**Supplied information:**
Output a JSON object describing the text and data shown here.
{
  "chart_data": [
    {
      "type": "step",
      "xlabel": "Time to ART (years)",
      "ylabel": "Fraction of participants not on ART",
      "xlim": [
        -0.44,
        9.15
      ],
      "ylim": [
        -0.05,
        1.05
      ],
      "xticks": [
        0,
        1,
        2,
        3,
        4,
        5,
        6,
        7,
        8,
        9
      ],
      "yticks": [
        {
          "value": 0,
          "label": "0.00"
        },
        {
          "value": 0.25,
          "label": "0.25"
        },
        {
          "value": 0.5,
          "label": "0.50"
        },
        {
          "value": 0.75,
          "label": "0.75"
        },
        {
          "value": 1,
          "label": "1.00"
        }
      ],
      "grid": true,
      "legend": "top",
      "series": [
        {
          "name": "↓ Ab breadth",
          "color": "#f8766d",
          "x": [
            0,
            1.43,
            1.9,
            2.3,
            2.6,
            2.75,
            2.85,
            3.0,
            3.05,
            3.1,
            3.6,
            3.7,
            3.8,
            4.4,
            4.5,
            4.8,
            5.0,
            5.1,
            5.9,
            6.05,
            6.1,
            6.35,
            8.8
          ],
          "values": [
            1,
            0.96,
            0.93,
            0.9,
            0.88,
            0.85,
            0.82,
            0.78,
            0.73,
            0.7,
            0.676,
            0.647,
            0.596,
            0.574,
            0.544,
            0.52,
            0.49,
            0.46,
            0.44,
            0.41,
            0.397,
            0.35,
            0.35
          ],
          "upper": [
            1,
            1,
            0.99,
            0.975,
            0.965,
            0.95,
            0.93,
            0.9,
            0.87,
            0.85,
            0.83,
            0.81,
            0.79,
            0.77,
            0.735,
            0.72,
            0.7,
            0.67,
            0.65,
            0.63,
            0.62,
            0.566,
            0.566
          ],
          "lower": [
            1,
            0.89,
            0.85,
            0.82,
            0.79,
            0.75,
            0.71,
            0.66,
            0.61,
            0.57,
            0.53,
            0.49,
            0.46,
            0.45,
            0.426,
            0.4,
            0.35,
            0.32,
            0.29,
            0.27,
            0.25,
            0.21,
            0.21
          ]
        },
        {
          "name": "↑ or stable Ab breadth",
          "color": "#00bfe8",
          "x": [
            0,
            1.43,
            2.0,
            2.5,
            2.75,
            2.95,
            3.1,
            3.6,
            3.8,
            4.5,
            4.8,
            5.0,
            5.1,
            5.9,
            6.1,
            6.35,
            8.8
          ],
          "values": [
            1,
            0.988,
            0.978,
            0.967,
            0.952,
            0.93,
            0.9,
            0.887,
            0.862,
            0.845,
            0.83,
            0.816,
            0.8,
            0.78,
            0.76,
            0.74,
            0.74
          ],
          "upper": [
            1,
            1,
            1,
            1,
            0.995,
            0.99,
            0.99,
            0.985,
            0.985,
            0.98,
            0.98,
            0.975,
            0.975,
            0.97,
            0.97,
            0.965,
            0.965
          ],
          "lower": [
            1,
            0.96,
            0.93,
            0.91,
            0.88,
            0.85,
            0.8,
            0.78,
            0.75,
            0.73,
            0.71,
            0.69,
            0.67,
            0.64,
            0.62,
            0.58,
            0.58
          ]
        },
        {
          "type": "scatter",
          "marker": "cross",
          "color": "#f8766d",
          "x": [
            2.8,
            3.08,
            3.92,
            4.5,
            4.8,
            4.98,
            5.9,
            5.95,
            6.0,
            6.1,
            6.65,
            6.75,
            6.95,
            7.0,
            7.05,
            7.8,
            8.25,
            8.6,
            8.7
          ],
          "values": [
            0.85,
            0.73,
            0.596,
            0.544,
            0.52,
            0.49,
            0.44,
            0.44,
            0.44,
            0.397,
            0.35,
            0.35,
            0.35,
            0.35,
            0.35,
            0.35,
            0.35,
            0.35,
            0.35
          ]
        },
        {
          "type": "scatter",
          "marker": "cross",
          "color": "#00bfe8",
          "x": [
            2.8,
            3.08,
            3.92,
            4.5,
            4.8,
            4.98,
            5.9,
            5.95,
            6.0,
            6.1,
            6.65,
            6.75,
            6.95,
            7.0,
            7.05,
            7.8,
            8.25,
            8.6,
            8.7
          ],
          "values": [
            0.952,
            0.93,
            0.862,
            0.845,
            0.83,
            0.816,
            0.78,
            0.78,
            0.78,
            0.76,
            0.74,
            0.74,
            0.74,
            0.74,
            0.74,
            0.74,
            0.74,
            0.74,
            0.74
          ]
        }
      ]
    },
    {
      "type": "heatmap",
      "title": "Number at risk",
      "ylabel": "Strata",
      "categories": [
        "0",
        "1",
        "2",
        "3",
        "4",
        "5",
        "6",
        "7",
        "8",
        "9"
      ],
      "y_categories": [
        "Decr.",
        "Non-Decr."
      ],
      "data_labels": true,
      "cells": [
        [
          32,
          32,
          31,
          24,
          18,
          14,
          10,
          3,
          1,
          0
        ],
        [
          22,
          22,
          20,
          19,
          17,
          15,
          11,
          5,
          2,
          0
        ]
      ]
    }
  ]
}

**Given problem:** Restate each entry exactly, skipping none.

**Right answer:**
Output a JSON object describing the text and data shown here.
{
  "chart_data": [
    {
      "type": "step",
      "xlabel": "Time to ART (years)",
      "ylabel": "Fraction of participants not on ART",
      "xlim": [
        -0.44,
        9.15
      ],
      "ylim": [
        -0.05,
        1.05
      ],
      "xticks": [
        0,
        1,
        2,
        3,
        4,
        5,
        6,
        7,
        8,
        9
      ],
      "yticks": [
        {
          "value": 0,
          "label": "0.00"
        },
        {
          "value": 0.25,
          "label": "0.25"
        },
        {
          "value": 0.5,
          "label": "0.50"
        },
        {
          "value": 0.75,
          "label": "0.75"
        },
        {
          "value": 1,
          "label": "1.00"
        }
      ],
      "grid": true,
      "legend": "top",
      "series": [
        {
          "name": "↓ Ab breadth",
          "color": "#f8766d",
          "x": [
            0,
            1.43,
            1.9,
            2.3,
            2.6,
            2.75,
            2.85,
            3.0,
            3.05,
            3.1,
            3.6,
            3.7,
            3.8,
            4.4,
            4.5,
            4.8,
            5.0,
            5.1,
            5.9,
            6.05,
            6.1,
            6.35,
            8.8
          ],
          "values": [
            1,
            0.96,
            0.93,
            0.9,
            0.88,
            0.85,
            0.82,
            0.78,
            0.73,
            0.7,
            0.676,
            0.647,
            0.596,
            0.574,
            0.544,
            0.52,
            0.49,
            0.46,
            0.44,
            0.41,
            0.397,
            0.35,
            0.35
          ],
          "upper": [
            1,
            1,
            0.99,
            0.975,
            0.965,
            0.95,
            0.93,
            0.9,
            0.87,
            0.85,
            0.83,
            0.81,
            0.79,
            0.77,
            0.735,
            0.72,
            0.7,
            0.67,
            0.65,
            0.63,
            0.62,
            0.566,
            0.566
          ],
          "lower": [
            1,
            0.89,
            0.85,
            0.82,
            0.79,
            0.75,
            0.71,
            0.66,
            0.61,
            0.57,
            0.53,
            0.49,
            0.46,
            0.45,
            0.426,
            0.4,
            0.35,
            0.32,
            0.29,
            0.27,
            0.25,
            0.21,
            0.21
          ]
        },
        {
          "name": "↑ or stable Ab breadth",
          "color": "#00bfe8",
          "x": [
            0,
            1.43,
            2.0,
            2.5,
            2.75,
            2.95,
            3.1,
            3.6,
            3.8,
            4.5,
            4.8,
            5.0,
            5.1,
            5.9,
            6.1,
            6.35,
            8.8
          ],
          "values": [
            1,
            0.988,
            0.978,
            0.967,
            0.952,
            0.93,
            0.9,
            0.887,
            0.862,
            0.845,
            0.83,
            0.816,
            0.8,
            0.78,
            0.76,
            0.74,
            0.74
          ],
          "upper": [
            1,
            1,
            1,
            1,
            0.995,
            0.99,
            0.99,
            0.985,
            0.985,
            0.98,
            0.98,
            0.975,
            0.975,
            0.97,
            0.97,
            0.965,
            0.965
          ],
          "lower": [
            1,
            0.96,
            0.93,
            0.91,
            0.88,
            0.85,
            0.8,
            0.78,
            0.75,
            0.73,
            0.71,
            0.69,
            0.67,
            0.64,
            0.62,
            0.58,
            0.58
          ]
        },
        {
          "type": "scatter",
          "marker": "cross",
          "color": "#f8766d",
          "x": [
            2.8,
            3.08,
            3.92,
            4.5,
            4.8,
            4.98,
            5.9,
            5.95,
            6.0,
            6.1,
            6.65,
            6.75,
            6.95,
            7.0,
            7.05,
            7.8,
            8.25,
            8.6,
            8.7
          ],
          "values": [
            0.85,
            0.73,
            0.596,
            0.544,
            0.52,
            0.49,
            0.44,
            0.44,
            0.44,
            0.397,
            0.35,
            0.35,
            0.35,
            0.35,
            0.35,
            0.35,
            0.35,
            0.35,
            0.35
          ]
        },
        {
          "type": "scatter",
          "marker": "cross",
          "color": "#00bfe8",
          "x": [
            2.8,
            3.08,
            3.92,
            4.5,
            4.8,
            4.98,
            5.9,
            5.95,
            6.0,
            6.1,
            6.65,
            6.75,
            6.95,
            7.0,
            7.05,
            7.8,
            8.25,
            8.6,
            8.7
          ],
          "values": [
            0.952,
            0.93,
            0.862,
            0.845,
            0.83,
            0.816,
            0.78,
            0.78,
            0.78,
            0.76,
            0.74,
            0.74,
            0.74,
            0.74,
            0.74,
            0.74,
            0.74,
            0.74,
            0.74
          ]
        }
      ]
    },
    {
      "type": "heatmap",
      "title": "Number at risk",
      "ylabel": "Strata",
      "categories": [
        "0",
        "1",
        "2",
        "3",
        "4",
        "5",
        "6",
        "7",
        "8",
        "9"
      ],
      "y_categories": [
        "Decr.",
        "Non-Decr."
      ],
      "data_labels": true,
      "cells": [
        [
          32,
          32,
          31,
          24,
          18,
          14,
          10,
          3,
          1,
          0
        ],
        [
          22,
          22,
          20,
          19,
          17,
          15,
          11,
          5,
          2,
          0
        ]
      ]
    }
  ]
}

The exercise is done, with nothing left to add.